• [What is expected]
Write out all the material exactly. Leave nothing out.

• [Exercise materials]
◆ ◆ ◆ ◆ ◆ ◆ ◆

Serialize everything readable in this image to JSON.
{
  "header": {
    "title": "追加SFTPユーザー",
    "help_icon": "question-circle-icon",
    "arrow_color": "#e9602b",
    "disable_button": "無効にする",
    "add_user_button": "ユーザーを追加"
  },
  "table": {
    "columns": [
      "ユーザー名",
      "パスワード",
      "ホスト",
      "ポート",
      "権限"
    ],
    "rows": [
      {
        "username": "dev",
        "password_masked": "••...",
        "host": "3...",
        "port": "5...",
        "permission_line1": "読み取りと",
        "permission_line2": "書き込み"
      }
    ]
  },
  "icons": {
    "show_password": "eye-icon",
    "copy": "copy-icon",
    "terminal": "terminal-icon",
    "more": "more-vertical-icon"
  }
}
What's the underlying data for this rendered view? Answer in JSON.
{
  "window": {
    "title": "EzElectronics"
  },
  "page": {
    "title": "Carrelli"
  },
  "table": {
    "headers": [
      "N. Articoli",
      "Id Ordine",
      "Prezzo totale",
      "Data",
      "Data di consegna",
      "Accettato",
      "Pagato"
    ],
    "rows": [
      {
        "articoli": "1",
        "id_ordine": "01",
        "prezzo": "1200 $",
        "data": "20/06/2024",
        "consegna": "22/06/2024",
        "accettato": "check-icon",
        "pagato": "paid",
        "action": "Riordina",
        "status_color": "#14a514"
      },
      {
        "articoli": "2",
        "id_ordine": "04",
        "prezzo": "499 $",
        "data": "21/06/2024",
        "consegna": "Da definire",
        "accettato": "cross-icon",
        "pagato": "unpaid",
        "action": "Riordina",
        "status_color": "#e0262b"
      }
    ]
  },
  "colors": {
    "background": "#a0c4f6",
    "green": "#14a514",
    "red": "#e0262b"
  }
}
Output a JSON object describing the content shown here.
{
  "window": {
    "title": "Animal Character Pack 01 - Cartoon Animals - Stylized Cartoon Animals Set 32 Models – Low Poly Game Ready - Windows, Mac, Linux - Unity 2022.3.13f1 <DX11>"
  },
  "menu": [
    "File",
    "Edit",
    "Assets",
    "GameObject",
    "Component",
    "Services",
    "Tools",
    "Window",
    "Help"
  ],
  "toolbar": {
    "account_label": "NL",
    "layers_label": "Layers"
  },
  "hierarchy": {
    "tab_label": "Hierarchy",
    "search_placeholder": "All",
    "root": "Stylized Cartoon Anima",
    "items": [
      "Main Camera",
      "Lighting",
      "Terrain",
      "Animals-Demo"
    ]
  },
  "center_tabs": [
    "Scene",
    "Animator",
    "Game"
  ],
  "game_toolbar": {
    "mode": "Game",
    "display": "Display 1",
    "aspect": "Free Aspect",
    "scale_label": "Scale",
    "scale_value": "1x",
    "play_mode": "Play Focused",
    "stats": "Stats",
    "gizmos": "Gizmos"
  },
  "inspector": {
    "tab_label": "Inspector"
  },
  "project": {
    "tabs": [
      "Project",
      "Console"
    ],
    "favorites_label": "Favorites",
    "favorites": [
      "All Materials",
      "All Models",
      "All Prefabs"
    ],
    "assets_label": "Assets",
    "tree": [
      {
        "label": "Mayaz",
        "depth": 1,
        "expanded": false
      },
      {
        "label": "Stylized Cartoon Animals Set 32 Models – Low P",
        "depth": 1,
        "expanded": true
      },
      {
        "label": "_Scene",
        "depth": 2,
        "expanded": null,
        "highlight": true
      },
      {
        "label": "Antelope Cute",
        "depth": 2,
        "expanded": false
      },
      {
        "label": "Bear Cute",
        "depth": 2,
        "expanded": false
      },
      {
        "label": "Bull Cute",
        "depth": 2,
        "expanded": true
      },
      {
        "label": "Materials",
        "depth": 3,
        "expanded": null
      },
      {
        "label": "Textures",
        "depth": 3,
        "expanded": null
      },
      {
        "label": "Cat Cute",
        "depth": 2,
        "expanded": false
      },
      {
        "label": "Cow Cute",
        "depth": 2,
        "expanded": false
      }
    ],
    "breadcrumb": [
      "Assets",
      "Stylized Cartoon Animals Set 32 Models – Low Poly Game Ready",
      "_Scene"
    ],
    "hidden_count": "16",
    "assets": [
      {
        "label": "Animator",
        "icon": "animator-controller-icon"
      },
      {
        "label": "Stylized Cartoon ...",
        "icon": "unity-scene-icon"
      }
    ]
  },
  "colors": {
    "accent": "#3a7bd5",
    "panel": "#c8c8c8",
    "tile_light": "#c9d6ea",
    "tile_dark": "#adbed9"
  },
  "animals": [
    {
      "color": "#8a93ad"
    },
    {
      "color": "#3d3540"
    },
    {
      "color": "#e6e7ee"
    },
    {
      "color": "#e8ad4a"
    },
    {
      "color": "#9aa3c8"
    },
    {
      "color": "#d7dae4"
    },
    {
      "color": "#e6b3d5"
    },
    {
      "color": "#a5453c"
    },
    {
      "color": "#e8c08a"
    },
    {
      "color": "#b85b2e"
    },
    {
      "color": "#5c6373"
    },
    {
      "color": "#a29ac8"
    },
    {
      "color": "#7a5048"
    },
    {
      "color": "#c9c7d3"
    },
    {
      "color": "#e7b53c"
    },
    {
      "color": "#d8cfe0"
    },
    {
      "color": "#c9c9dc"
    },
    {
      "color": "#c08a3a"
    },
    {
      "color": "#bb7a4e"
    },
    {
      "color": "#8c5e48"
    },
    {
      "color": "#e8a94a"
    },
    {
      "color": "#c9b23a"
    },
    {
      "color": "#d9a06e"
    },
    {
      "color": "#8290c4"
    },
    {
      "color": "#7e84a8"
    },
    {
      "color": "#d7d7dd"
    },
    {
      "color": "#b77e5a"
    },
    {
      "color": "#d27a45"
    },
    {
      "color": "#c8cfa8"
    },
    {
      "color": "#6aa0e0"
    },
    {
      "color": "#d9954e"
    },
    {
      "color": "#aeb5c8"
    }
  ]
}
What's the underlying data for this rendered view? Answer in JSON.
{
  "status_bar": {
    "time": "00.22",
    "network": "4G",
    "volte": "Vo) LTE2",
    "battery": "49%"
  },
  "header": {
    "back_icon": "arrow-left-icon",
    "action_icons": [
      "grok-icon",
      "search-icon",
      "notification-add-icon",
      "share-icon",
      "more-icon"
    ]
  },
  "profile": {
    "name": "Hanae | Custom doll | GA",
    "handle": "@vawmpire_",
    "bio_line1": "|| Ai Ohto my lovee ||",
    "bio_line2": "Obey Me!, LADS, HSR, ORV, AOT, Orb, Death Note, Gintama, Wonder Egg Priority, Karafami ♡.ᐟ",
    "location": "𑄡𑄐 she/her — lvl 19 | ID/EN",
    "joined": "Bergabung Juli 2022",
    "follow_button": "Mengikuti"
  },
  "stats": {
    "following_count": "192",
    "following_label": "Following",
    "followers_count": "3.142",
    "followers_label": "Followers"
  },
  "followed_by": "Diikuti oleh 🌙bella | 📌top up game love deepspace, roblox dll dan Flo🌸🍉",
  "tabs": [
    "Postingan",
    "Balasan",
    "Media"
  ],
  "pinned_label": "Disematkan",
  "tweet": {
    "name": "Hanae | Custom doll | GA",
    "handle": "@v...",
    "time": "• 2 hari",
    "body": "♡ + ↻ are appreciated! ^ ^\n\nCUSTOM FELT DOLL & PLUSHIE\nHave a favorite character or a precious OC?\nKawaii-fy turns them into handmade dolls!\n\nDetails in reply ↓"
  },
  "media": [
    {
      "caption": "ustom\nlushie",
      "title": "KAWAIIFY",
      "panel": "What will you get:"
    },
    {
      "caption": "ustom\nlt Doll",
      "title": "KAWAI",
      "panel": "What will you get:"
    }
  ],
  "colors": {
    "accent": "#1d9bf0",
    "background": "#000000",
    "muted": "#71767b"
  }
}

◆ ◆ ◆ ◆ ◆ ◆ ◆

• [Response to the task]
Serialize everything readable in this image to JSON.
{
  "header": {
    "title": "追加SFTPユーザー",
    "help_icon": "question-circle-icon",
    "arrow_color": "#e9602b",
    "disable_button": "無効にする",
    "add_user_button": "ユーザーを追加"
  },
  "table": {
    "columns": [
      "ユーザー名",
      "パスワード",
      "ホスト",
      "ポート",
      "権限"
    ],
    "rows": [
      {
        "username": "dev",
        "password_masked": "••...",
        "host": "3...",
        "port": "5...",
        "permission_line1": "読み取りと",
        "permission_line2": "書き込み"
      }
    ]
  },
  "icons": {
    "show_password": "eye-icon",
    "copy": "copy-icon",
    "terminal": "terminal-icon",
    "more": "more-vertical-icon"
  }
}
What's the underlying data for this rendered view? Answer in JSON.
{
  "window": {
    "title": "EzElectronics"
  },
  "page": {
    "title": "Carrelli"
  },
  "table": {
    "headers": [
      "N. Articoli",
      "Id Ordine",
      "Prezzo totale",
      "Data",
      "Data di consegna",
      "Accettato",
      "Pagato"
    ],
    "rows": [
      {
        "articoli": "1",
        "id_ordine": "01",
        "prezzo": "1200 $",
        "data": "20/06/2024",
        "consegna": "22/06/2024",
        "accettato": "check-icon",
        "pagato": "paid",
        "action": "Riordina",
        "status_color": "#14a514"
      },
      {
        "articoli": "2",
        "id_ordine": "04",
        "prezzo": "499 $",
        "data": "21/06/2024",
        "consegna": "Da definire",
        "accettato": "cross-icon",
        "pagato": "unpaid",
        "action": "Riordina",
        "status_color": "#e0262b"
      }
    ]
  },
  "colors": {
    "background": "#a0c4f6",
    "green": "#14a514",
    "red": "#e0262b"
  }
}
Output a JSON object describing the content shown here.
{
  "window": {
    "title": "Animal Character Pack 01 - Cartoon Animals - Stylized Cartoon Animals Set 32 Models – Low Poly Game Ready - Windows, Mac, Linux - Unity 2022.3.13f1 <DX11>"
  },
  "menu": [
    "File",
    "Edit",
    "Assets",
    "GameObject",
    "Component",
    "Services",
    "Tools",
    "Window",
    "Help"
  ],
  "toolbar": {
    "account_label": "NL",
    "layers_label": "Layers"
  },
  "hierarchy": {
    "tab_label": "Hierarchy",
    "search_placeholder": "All",
    "root": "Stylized Cartoon Anima",
    "items": [
      "Main Camera",
      "Lighting",
      "Terrain",
      "Animals-Demo"
    ]
  },
  "center_tabs": [
    "Scene",
    "Animator",
    "Game"
  ],
  "game_toolbar": {
    "mode": "Game",
    "display": "Display 1",
    "aspect": "Free Aspect",
    "scale_label": "Scale",
    "scale_value": "1x",
    "play_mode": "Play Focused",
    "stats": "Stats",
    "gizmos": "Gizmos"
  },
  "inspector": {
    "tab_label": "Inspector"
  },
  "project": {
    "tabs": [
      "Project",
      "Console"
    ],
    "favorites_label": "Favorites",
    "favorites": [
      "All Materials",
      "All Models",
      "All Prefabs"
    ],
    "assets_label": "Assets",
    "tree": [
      {
        "label": "Mayaz",
        "depth": 1,
        "expanded": false
      },
      {
        "label": "Stylized Cartoon Animals Set 32 Models – Low P",
        "depth": 1,
        "expanded": true
      },
      {
        "label": "_Scene",
        "depth": 2,
        "expanded": null,
        "highlight": true
      },
      {
        "label": "Antelope Cute",
        "depth": 2,
        "expanded": false
      },
      {
        "label": "Bear Cute",
        "depth": 2,
        "expanded": false
      },
      {
        "label": "Bull Cute",
        "depth": 2,
        "expanded": true
      },
      {
        "label": "Materials",
        "depth": 3,
        "expanded": null
      },
      {
        "label": "Textures",
        "depth": 3,
        "expanded": null
      },
      {
        "label": "Cat Cute",
        "depth": 2,
        "expanded": false
      },
      {
        "label": "Cow Cute",
        "depth": 2,
        "expanded": false
      }
    ],
    "breadcrumb": [
      "Assets",
      "Stylized Cartoon Animals Set 32 Models – Low Poly Game Ready",
      "_Scene"
    ],
    "hidden_count": "16",
    "assets": [
      {
        "label": "Animator",
        "icon": "animator-controller-icon"
      },
      {
        "label": "Stylized Cartoon ...",
        "icon": "unity-scene-icon"
      }
    ]
  },
  "colors": {
    "accent": "#3a7bd5",
    "panel": "#c8c8c8",
    "tile_light": "#c9d6ea",
    "tile_dark": "#adbed9"
  },
  "animals": [
    {
      "color": "#8a93ad"
    },
    {
      "color": "#3d3540"
    },
    {
      "color": "#e6e7ee"
    },
    {
      "color": "#e8ad4a"
    },
    {
      "color": "#9aa3c8"
    },
    {
      "color": "#d7dae4"
    },
    {
      "color": "#e6b3d5"
    },
    {
      "color": "#a5453c"
    },
    {
      "color": "#e8c08a"
    },
    {
      "color": "#b85b2e"
    },
    {
      "color": "#5c6373"
    },
    {
      "color": "#a29ac8"
    },
    {
      "color": "#7a5048"
    },
    {
      "color": "#c9c7d3"
    },
    {
      "color": "#e7b53c"
    },
    {
      "color": "#d8cfe0"
    },
    {
      "color": "#c9c9dc"
    },
    {
      "color": "#c08a3a"
    },
    {
      "color": "#bb7a4e"
    },
    {
      "color": "#8c5e48"
    },
    {
      "color": "#e8a94a"
    },
    {
      "color": "#c9b23a"
    },
    {
      "color": "#d9a06e"
    },
    {
      "color": "#8290c4"
    },
    {
      "color": "#7e84a8"
    },
    {
      "color": "#d7d7dd"
    },
    {
      "color": "#b77e5a"
    },
    {
      "color": "#d27a45"
    },
    {
      "color": "#c8cfa8"
    },
    {
      "color": "#6aa0e0"
    },
    {
      "color": "#d9954e"
    },
    {
      "color": "#aeb5c8"
    }
  ]
}
What's the underlying data for this rendered view? Answer in JSON.
{
  "status_bar": {
    "time": "00.22",
    "network": "4G",
    "volte": "Vo) LTE2",
    "battery": "49%"
  },
  "header": {
    "back_icon": "arrow-left-icon",
    "action_icons": [
      "grok-icon",
      "search-icon",
      "notification-add-icon",
      "share-icon",
      "more-icon"
    ]
  },
  "profile": {
    "name": "Hanae | Custom doll | GA",
    "handle": "@vawmpire_",
    "bio_line1": "|| Ai Ohto my lovee ||",
    "bio_line2": "Obey Me!, LADS, HSR, ORV, AOT, Orb, Death Note, Gintama, Wonder Egg Priority, Karafami ♡.ᐟ",
    "location": "𑄡𑄐 she/her — lvl 19 | ID/EN",
    "joined": "Bergabung Juli 2022",
    "follow_button": "Mengikuti"
  },
  "stats": {
    "following_count": "192",
    "following_label": "Following",
    "followers_count": "3.142",
    "followers_label": "Followers"
  },
  "followed_by": "Diikuti oleh 🌙bella | 📌top up game love deepspace, roblox dll dan Flo🌸🍉",
  "tabs": [
    "Postingan",
    "Balasan",
    "Media"
  ],
  "pinned_label": "Disematkan",
  "tweet": {
    "name": "Hanae | Custom doll | GA",
    "handle": "@v...",
    "time": "• 2 hari",
    "body": "♡ + ↻ are appreciated! ^ ^\n\nCUSTOM FELT DOLL & PLUSHIE\nHave a favorite character or a precious OC?\nKawaii-fy turns them into handmade dolls!\n\nDetails in reply ↓"
  },
  "media": [
    {
      "caption": "ustom\nlushie",
      "title": "KAWAIIFY",
      "panel": "What will you get:"
    },
    {
      "caption": "ustom\nlt Doll",
      "title": "KAWAI",
      "panel": "What will you get:"
    }
  ],
  "colors": {
    "accent": "#1d9bf0",
    "background": "#000000",
    "muted": "#71767b"
  }
}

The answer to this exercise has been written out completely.